Task instructions
Narrow the data below down to the lines containing "Бібрка".

____

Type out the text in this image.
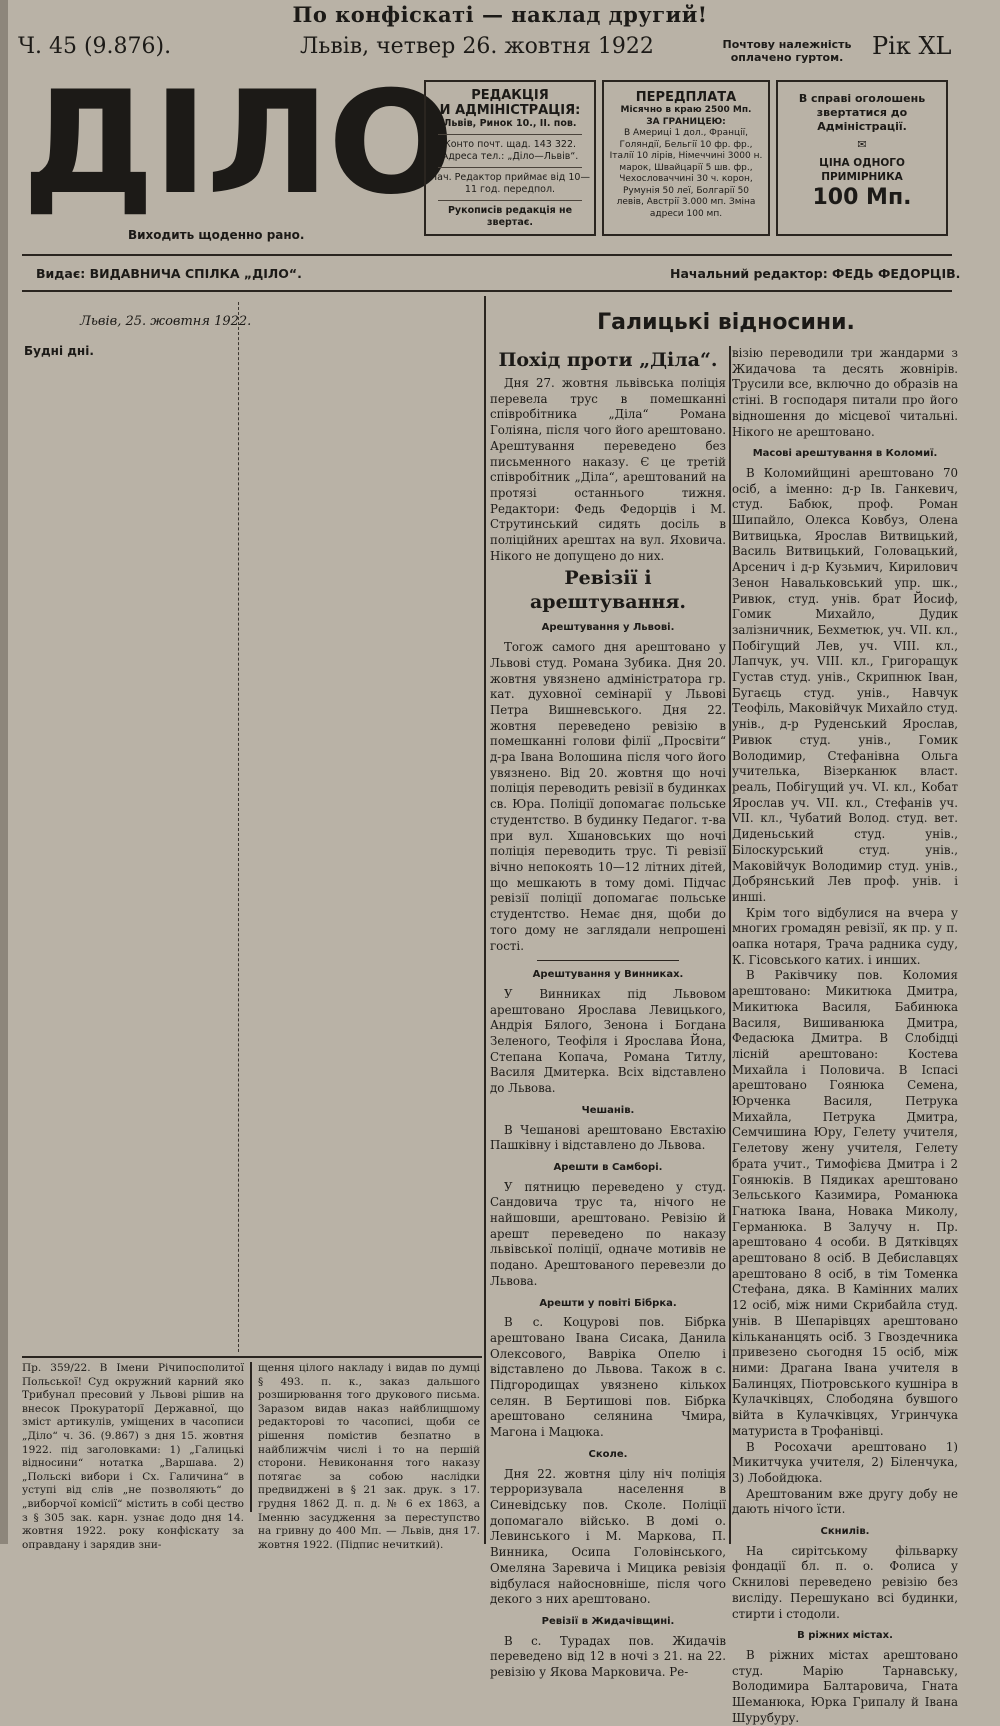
По конфіскаті — наклад другий!
Ч. 45 (9.876).	Львів, четвер 26. жовтня 1922	Почтову належність
оплачено гуртом.	Рік XL
ДІЛО
Виходить щоденно рано.
РЕДАКЦІЯ
И АДМІНІСТРАЦІЯ:
Львів, Ринок 10., II. пов.
Конто почт. щад. 143 322.
Адреса тел.: „Діло—Львів“.
Нач. Редактор приймає від 10—11 год. передпол.
Рукописів редакція не звертає.
ПЕРЕДПЛАТА
Місячно в краю 2500 Мп.
ЗА ГРАНИЦЕЮ:
В Америці 1 дол., Франції, Голяндії, Бельгії 10 фр. фр., Італії 10 лірів, Німеччині 3000 н. марок, Швайцарії 5 шв. фр., Чехословаччині 30 ч. корон, Румунія 50 леї, Болгарії 50 левів, Австрії 3.000 мп. Зміна адреси 100 мп.
В справі оголошень звертатися до Адміністрації.
✉
ЦІНА ОДНОГО ПРИМІРНИКА
100 Мп.
Видає: ВИДАВНИЧА СПІЛКА „ДІЛО“.	Начальний редактор: ФЕДЬ ФЕДОРЦІВ.
Львів, 25. жовтня 1922.
Будні дні.
Пр. 359/22. В Імени Річипосполитої Польської! Суд окружний карний яко Трибунал пресовий у Львові рішив на внесок Прокураторії Державної, що зміст артикулів, уміщених в часописи „Діло“ ч. 36. (9.867) з дня 15. жовтня 1922. під заголовками: 1) „Галицькі відносини“ нотатка „Варшава. 2) „Польскі вибори і Сх. Галичина“ в уступі від слів „не позволяють“ до „виборчої комісії“ містить в собі цество з § 305 зак. карн. узнає додо дня 14. жовтня 1922. року конфіскату за оправдану і зарядив зни-
щення цілого накладу і видав по думці § 493. п. к., заказ дальшого розширювання того друкового письма. Заразом видав наказ найблищшому редакторові то часописі, щоби се рішення помістив безпатно в найближчім числі і то на першій сторони. Невиконання того наказу потягає за собою наслідки предвиджені в § 21 зак. друк. з 17. грудня 1862 Д. п. д. № 6 ех 1863, а Іменню засудження за переступство на гривну до 400 Мп. — Львів, дня 17. жовтня 1922. (Підпис нечиткий).
Галицькі відносини.
Похід проти „Діла“.

Дня 27. жовтня львівська поліція перевела трус в помешканні співробітника „Діла“ Романа Голіяна, після чого його арештовано. Арештування переведено без письменного наказу. Є це третій співробітник „Діла“, арештований на протязі останнього тижня. Редактори: Федь Федорців і М. Струтинський сидять досіль в поліційних арештах на вул. Яховича. Нікого не допущено до них.

Ревізії і арештування.
Арештування у Львові.

Тогож самого дня арештовано у Львові студ. Романа Зубика. Дня 20. жовтня увязнено адміністратора гр. кат. духовної семінарії у Львові Петра Вишневського. Дня 22. жовтня переведено ревізію в помешканні голови філії „Просвіти“ д-ра Івана Волошина після чого його увязнено. Від 20. жовтня що ночі поліція переводить ревізії в будинках св. Юра. Поліції допомагає польське студентство. В будинку Педагог. т-ва при вул. Хшановських що ночі поліція переводить трус. Ті ревізії вічно непокоять 10—12 літних дітей, що мешкають в тому домі. Підчас ревізії поліції допомагає польське студентство. Немає дня, щоби до того дому не заглядали непрошені гості.

Арештування у Винниках.

У Винниках під Львовом арештовано Ярослава Левицького, Андрія Бялого, Зенона і Богдана Зеленого, Теофіля і Ярослава Йона, Степана Копача, Романа Титлу, Василя Дмитерка. Всіх відставлено до Львова.

Чешанів.

В Чешанові арештовано Евстахію Пашківну і відставлено до Львова.

Арешти в Самборі.

У пятницю переведено у студ. Сандовича трус та, нічого не найшовши, арештовано. Ревізію й арешт переведено по наказу львівської поліції, одначе мотивів не подано. Арештованого перевезли до Львова.

Арешти у повіті Бібрка.

В с. Коцурові пов. Бібрка арештовано Івана Сисака, Данила Олексового, Вавріка Опелю і відставлено до Львова. Також в с. Підгородищах увязнено кількох селян. В Бертишові пов. Бібрка арештовано селянина Чмира, Магона і Мацюка.

Сколе.

Дня 22. жовтня цілу ніч поліція терроризувала населення в Синевідську пов. Сколе. Поліції допомагало військо. В домі о. Левинського і М. Маркова, П. Винника, Осипа Головінського, Омеляна Заревича і Мицика ревізія відбулася найосновніше, після чого декого з них арештовано.

Ревізії в Жидачівщині.

В с. Турадах пов. Жидачів переведено від 12 в ночі з 21. на 22. ревізію у Якова Марковича. Ре-

візію переводили три жандарми з Жидачова та десять жовнірів. Трусили все, включно до образів на стіні. В господаря питали про його відношення до місцевої читальні. Нікого не арештовано.

Масові арештування в Коломиї.

В Коломийщині арештовано 70 осіб, а іменно: д-р Ів. Ганкевич, студ. Бабюк, проф. Роман Шипайло, Олекса Ковбуз, Олена Витвицька, Ярослав Витвицький, Василь Витвицький, Головацький, Арсенич і д-р Кузьмич, Кирилович Зенон Навальковський упр. шк., Ривюк, студ. унів. брат Йосиф, Гомик Михайло, Дудик залізничник, Бехметюк, уч. VII. кл., Побігущий Лев, уч. VIII. кл., Лапчук, уч. VIII. кл., Григоращук Густав студ. унів., Скрипнюк Іван, Бугаєць студ. унів., Навчук Теофіль, Маковійчук Михайло студ. унів., д-р Руденський Ярослав, Ривюк студ. унів., Гомик Володимир, Стефанівна Ольга учителька, Візерканюк власт. реаль, Побігущий уч. VI. кл., Кобат Ярослав уч. VII. кл., Стефанів уч. VII. кл., Чубатий Волод. студ. вет. Диденьський студ. унів., Білоскурський студ. унів., Маковійчук Володимир студ. унів., Добрянський Лев проф. унів. і инші.

Крім того відбулися на вчера у многих громадян ревізії, як пр. у п. оапка нотаря, Трача радника суду, К. Гісовського катих. і инших.

В Раківчику пов. Коломия арештовано: Микитюка Дмитра, Микитюка Василя, Бабинюка Василя, Вишиванюка Дмитра, Федасюка Дмитра. В Слобідці лісній арештовано: Костева Михайла і Половича. В Іспасі арештовано Гоянюка Семена, Юрченка Василя, Петрука Михайла, Петрука Дмитра, Семчишина Юру, Гелету учителя, Гелетову жену учителя, Гелету брата учит., Тимофієва Дмитра і 2 Гоянюків. В Пядиках арештовано Зельського Казимира, Романюка Гнатюка Івана, Новака Миколу, Германюка. В Залучу н. Пр. арештовано 4 особи. В Дятківцях арештовано 8 осіб. В Дебиславцях арештовано 8 осіб, в тім Томенка Стефана, дяка. В Камінних малих 12 осіб, між ними Скрибайла студ. унів. В Шепарівцях арештовано кількананцять осіб. З Гвоздечника привезено сьогодня 15 осіб, між ними: Драгана Івана учителя в Балинцях, Піотровського кушніра в Кулачківцях, Слободяна бувшого війта в Кулачківцях, Угринчука матуриста в Трофанівці.

В Росохачи арештовано 1) Микитчука учителя, 2) Біленчука, 3) Лобойдюка.

Арештованим вже другу добу не дають нічого їсти.

Скнилів.

На сирітському фільварку фондації бл. п. о. Фолиса у Скнилові переведено ревізію без висліду. Перешукано всі будинки, стирти і стодоли.

В ріжних містах.

В ріжних містах арештовано студ. Марію Тарнавську, Володимира Балтаровича, Гната Шеманюка, Юрка Грипалу й Івана Шурубуру.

____

Exercise response
Арешти у повіті Бібрка.
В с. Коцурові пов. Бібрка арештовано Івана Сисака, Данила Олексового, Вавріка Опелю і відставлено до Львова. Також в с. Підгородищах увязнено кількох селян. В Бертишові пов. Бібрка арештовано селянина Чмира, Магона і Мацюка.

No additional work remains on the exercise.